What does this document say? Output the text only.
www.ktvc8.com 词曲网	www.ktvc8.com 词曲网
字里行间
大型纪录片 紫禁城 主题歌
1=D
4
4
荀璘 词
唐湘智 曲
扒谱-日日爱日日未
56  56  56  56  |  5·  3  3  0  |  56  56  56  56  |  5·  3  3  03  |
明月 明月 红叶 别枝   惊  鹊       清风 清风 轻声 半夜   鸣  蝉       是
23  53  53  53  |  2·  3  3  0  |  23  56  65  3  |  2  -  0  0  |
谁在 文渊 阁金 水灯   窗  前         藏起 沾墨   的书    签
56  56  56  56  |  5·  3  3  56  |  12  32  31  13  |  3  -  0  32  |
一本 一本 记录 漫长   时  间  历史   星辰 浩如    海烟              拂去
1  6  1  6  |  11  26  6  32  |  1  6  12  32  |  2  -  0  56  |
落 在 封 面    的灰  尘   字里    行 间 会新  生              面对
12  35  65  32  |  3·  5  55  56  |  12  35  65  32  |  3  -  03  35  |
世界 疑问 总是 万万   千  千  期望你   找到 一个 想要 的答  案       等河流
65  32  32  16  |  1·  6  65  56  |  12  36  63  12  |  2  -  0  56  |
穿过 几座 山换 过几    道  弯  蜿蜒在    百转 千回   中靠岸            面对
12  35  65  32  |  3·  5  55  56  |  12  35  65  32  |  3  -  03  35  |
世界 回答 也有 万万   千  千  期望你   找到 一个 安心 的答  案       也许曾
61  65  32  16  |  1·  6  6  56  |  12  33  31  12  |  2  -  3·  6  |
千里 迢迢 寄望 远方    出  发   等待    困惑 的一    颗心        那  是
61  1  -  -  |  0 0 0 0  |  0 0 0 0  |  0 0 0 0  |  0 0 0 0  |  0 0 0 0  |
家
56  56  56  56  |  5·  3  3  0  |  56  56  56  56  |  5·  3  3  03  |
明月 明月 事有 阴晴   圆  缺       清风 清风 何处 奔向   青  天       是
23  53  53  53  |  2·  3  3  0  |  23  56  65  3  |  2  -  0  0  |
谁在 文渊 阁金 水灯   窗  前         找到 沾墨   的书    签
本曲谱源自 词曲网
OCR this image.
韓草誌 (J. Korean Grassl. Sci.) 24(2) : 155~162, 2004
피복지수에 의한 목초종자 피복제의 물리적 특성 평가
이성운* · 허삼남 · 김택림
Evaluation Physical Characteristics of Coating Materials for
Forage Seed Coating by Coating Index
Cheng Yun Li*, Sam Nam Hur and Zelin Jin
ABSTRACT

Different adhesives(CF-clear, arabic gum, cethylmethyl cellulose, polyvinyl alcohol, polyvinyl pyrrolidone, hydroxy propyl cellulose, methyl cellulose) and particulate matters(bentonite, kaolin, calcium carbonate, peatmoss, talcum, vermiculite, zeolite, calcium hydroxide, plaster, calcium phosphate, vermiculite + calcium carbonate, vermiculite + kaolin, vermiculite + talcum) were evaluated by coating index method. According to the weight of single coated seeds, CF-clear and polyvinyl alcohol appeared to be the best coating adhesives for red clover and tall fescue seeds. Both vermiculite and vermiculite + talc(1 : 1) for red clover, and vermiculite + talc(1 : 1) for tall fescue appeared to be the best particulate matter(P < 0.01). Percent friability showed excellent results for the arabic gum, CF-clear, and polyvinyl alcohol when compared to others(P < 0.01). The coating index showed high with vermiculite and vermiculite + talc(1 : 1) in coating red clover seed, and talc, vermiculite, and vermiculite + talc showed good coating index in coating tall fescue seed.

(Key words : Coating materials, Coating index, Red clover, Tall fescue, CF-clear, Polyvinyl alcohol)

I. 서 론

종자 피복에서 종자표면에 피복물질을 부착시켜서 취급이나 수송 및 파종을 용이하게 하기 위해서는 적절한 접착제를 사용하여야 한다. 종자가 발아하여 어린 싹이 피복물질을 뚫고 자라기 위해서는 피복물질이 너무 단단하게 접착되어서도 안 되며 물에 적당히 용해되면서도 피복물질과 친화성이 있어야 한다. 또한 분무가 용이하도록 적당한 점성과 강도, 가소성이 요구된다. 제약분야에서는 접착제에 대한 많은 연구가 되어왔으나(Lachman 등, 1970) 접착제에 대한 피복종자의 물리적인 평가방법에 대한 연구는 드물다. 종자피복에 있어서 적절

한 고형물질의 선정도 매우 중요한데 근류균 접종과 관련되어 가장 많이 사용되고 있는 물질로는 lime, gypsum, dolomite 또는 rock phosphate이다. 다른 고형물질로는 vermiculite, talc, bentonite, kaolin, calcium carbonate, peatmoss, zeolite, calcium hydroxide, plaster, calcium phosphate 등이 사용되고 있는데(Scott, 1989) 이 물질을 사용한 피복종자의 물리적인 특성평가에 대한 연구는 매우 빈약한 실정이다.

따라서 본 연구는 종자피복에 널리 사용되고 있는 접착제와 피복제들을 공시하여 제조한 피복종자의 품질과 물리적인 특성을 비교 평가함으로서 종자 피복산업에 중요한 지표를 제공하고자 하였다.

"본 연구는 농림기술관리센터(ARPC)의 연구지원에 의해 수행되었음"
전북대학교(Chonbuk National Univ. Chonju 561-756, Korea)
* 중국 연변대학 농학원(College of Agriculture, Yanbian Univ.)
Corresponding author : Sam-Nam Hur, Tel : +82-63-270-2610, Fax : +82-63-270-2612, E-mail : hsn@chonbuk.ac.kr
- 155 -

--------------------

### OBJECTIVE
Read the data above and pull out each line that holds the string "this".

### RESULT BELOW
What does this document say? Output the text only.
OCR this image.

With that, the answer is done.